→ Written problem: Your task is to gather the lines below that hold the string "Inductance".

→ Listed entries:

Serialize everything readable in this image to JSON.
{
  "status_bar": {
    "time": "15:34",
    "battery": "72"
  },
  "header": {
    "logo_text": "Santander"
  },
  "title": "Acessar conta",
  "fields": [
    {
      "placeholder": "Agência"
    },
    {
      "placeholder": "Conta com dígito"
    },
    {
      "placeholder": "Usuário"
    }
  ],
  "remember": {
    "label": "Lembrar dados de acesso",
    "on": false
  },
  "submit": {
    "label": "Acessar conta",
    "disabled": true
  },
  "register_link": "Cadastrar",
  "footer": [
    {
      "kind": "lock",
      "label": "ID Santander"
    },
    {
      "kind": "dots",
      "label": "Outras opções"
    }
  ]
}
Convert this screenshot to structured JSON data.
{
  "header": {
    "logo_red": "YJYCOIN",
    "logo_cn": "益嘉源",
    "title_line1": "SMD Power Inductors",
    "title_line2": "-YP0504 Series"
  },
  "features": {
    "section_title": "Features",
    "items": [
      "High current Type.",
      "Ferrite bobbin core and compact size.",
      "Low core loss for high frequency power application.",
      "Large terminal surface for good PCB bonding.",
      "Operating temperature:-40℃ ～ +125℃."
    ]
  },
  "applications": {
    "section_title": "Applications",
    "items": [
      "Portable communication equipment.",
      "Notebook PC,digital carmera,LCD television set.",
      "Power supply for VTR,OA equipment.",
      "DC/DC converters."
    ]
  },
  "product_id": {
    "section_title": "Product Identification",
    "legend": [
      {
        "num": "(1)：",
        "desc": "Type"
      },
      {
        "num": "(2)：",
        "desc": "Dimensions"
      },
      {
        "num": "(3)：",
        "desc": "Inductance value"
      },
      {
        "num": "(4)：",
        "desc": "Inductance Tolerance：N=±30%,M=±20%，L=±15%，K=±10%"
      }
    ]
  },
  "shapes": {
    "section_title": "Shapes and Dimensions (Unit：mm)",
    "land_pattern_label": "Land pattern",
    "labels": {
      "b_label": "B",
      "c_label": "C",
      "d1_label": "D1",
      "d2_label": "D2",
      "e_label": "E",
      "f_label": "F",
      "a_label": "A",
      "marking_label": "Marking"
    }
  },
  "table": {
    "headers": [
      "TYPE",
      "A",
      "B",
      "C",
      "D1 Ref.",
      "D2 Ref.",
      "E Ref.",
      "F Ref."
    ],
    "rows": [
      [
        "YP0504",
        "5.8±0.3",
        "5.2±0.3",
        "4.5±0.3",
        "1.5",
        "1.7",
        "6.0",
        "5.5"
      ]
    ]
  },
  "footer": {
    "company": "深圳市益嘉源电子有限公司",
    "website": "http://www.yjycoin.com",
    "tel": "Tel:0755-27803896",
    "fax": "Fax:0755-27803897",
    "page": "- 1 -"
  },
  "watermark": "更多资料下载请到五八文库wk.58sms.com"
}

→ Task response:
        "desc": "Inductance value"
        "desc": "Inductance Tolerance：N=±30%,M=±20%，L=±15%，K=±10%"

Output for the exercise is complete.